■ **EXERCISE**
Filter the data below for the string "process" and copy each matching line.

■ **ROWS**
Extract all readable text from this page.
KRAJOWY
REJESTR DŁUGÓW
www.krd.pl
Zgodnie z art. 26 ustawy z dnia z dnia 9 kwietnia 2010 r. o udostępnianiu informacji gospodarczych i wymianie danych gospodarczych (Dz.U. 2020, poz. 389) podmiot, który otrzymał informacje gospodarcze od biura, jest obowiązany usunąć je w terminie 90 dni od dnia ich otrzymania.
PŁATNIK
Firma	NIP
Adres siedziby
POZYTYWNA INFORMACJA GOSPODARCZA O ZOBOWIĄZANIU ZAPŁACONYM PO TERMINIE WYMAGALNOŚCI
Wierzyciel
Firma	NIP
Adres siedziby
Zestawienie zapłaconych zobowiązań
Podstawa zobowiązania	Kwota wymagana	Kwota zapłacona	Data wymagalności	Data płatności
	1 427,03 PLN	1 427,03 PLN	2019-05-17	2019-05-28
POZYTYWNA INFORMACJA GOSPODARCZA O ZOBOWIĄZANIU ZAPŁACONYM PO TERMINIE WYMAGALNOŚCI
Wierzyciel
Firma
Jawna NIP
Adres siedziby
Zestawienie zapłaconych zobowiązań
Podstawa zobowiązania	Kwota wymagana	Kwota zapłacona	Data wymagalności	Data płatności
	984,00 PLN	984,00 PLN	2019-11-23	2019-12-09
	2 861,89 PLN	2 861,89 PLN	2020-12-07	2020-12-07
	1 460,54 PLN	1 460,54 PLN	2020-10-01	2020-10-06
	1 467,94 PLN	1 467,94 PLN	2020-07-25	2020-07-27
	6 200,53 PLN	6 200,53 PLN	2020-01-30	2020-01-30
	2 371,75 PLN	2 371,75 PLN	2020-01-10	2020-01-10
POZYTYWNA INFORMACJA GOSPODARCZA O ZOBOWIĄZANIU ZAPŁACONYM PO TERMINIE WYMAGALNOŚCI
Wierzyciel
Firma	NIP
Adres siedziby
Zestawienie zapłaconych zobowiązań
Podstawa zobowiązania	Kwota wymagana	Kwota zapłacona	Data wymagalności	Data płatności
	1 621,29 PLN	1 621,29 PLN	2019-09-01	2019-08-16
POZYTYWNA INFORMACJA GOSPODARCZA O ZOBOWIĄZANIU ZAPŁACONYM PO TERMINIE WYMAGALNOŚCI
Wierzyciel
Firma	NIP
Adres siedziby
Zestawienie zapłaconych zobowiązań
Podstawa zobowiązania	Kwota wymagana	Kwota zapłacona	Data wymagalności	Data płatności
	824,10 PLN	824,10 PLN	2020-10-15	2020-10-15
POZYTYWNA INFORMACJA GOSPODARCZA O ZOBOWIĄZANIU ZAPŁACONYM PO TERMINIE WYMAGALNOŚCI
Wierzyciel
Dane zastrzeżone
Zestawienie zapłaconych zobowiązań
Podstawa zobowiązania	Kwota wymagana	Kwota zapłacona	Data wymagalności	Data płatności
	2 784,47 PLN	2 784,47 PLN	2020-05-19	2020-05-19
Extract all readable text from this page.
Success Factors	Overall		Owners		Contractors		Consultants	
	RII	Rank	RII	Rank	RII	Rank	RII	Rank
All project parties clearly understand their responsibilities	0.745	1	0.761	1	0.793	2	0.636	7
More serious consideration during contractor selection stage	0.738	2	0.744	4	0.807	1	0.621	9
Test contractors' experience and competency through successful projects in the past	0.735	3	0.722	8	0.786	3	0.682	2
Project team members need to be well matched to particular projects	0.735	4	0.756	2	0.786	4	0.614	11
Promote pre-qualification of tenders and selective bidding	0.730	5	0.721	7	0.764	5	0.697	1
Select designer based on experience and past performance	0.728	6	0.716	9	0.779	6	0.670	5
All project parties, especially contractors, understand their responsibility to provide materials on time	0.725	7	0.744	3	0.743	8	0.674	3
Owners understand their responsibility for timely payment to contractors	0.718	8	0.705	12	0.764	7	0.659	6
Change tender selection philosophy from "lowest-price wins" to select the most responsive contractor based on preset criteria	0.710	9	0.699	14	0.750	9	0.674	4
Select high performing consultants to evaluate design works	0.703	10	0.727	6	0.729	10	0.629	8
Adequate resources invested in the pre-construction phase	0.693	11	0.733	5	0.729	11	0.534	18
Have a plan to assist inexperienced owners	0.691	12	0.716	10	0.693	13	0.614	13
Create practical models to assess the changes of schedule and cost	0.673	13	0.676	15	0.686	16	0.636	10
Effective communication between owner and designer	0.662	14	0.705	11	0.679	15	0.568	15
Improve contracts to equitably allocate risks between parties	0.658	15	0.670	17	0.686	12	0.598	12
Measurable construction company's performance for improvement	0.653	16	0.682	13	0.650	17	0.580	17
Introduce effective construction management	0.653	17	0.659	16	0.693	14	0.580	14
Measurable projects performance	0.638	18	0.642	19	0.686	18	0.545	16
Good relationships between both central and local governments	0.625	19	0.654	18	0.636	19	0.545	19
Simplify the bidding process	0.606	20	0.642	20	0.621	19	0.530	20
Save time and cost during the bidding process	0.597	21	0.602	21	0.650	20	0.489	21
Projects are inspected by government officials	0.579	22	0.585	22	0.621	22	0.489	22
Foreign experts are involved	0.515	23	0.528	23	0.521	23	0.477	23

■ **COMPLETED TASK**
Simplify the bidding process	0.606	20	0.642	20	0.621	19	0.530	20
Save time and cost during the bidding process	0.597	21	0.602	21	0.650	20	0.489	21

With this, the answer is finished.